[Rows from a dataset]
########################################
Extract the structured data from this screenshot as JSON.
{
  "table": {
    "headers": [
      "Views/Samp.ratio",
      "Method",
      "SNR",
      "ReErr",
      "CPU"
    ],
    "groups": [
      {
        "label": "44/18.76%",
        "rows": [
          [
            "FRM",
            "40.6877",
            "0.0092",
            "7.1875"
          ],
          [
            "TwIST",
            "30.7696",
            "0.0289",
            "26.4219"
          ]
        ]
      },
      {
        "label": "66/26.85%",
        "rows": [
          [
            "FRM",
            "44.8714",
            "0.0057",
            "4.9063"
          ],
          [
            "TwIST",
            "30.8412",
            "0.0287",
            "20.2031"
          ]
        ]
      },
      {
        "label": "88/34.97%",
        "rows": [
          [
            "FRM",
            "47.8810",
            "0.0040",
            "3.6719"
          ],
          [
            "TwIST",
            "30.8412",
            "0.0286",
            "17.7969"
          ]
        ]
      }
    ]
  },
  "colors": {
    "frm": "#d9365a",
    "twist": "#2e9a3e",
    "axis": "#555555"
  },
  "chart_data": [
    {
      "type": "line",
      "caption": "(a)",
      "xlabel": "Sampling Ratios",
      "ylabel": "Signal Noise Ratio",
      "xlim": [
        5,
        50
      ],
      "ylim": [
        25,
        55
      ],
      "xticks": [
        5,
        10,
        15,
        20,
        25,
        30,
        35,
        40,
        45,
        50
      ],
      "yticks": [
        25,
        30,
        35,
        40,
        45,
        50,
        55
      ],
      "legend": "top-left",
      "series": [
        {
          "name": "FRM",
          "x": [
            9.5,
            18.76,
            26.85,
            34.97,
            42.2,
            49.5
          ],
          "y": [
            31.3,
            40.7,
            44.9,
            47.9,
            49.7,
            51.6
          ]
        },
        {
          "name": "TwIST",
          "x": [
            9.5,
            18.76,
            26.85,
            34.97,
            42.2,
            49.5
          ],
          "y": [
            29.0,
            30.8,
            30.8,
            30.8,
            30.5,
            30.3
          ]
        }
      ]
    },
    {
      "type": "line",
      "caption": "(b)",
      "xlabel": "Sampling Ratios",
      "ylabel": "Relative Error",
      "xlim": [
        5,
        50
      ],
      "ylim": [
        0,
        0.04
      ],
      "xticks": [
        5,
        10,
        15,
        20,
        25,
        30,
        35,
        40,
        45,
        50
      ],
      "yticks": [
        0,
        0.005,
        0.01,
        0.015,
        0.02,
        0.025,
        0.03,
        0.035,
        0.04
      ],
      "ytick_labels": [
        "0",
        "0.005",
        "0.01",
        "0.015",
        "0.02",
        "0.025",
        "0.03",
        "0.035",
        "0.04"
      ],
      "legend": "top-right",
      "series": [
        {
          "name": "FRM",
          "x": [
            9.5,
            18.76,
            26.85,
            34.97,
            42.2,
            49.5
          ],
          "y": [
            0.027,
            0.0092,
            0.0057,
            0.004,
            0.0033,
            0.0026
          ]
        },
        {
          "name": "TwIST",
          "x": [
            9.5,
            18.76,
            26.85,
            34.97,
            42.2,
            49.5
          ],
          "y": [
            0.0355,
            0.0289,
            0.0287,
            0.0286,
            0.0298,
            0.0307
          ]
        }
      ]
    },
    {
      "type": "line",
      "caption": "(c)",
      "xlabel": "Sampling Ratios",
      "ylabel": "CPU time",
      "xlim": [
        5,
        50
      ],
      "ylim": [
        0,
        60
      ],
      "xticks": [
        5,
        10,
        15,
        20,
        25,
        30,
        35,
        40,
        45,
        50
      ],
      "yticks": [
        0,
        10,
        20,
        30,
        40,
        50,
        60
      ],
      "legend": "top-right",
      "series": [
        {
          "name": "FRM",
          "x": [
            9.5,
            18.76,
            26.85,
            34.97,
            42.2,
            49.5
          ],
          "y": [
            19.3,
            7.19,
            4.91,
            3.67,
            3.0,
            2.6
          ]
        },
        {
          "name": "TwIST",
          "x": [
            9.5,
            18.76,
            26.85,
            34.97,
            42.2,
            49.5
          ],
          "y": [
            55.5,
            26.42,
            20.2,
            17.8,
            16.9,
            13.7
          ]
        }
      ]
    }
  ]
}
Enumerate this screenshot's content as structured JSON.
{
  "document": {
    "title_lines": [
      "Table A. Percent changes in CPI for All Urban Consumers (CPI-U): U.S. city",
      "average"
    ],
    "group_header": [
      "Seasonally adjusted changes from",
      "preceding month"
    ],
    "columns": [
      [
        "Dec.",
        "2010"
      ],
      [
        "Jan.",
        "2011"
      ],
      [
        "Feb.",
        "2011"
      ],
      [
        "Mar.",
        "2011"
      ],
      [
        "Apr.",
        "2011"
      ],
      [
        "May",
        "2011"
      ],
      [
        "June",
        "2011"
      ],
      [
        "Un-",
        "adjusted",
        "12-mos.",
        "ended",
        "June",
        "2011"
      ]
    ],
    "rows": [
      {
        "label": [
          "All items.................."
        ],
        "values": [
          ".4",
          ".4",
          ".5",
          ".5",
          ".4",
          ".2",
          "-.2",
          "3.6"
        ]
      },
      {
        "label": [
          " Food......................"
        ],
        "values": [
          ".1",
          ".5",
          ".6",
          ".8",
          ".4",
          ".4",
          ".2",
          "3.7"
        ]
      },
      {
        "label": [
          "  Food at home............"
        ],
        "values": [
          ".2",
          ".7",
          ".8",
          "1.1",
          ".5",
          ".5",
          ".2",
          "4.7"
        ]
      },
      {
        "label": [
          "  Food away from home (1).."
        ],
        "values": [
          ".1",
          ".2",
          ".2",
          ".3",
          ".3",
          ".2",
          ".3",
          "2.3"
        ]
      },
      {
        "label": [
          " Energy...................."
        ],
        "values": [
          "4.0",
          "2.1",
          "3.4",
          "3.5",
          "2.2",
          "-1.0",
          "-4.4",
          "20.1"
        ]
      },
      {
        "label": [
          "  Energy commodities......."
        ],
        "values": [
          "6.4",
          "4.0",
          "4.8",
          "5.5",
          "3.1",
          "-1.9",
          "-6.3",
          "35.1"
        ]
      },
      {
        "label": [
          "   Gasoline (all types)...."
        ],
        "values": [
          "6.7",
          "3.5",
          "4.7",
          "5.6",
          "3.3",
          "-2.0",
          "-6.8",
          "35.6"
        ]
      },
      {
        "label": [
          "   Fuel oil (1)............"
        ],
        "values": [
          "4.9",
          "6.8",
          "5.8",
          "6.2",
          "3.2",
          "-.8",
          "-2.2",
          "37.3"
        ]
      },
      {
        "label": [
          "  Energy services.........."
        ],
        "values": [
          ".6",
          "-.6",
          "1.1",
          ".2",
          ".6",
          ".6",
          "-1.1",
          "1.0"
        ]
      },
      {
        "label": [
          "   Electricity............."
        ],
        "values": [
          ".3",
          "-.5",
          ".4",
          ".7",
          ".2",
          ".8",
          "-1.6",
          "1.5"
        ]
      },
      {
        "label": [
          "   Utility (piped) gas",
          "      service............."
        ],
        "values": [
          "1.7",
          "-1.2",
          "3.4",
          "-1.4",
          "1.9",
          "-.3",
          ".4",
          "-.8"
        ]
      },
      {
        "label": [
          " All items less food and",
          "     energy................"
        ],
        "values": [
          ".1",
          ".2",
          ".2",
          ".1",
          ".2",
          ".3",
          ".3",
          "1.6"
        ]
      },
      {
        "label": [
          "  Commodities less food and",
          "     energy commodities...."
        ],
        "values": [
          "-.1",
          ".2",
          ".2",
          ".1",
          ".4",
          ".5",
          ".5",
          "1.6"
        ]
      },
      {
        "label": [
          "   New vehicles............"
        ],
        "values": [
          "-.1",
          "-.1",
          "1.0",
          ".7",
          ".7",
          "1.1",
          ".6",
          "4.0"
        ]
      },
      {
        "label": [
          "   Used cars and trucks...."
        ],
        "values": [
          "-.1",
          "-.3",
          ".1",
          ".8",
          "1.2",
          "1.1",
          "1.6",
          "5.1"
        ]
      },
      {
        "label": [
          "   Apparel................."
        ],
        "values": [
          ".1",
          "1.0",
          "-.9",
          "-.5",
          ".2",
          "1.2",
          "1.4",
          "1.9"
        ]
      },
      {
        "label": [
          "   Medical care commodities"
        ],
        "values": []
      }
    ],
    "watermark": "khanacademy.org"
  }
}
########################################
- _WORK INSTRUCTIONS_: Copy out every line where the word "ylabel" occurs.

- _PROBLEM SOLUTION_:
      "ylabel": "Signal Noise Ratio",
      "ylabel": "Relative Error",
      "ylabel": "CPU time",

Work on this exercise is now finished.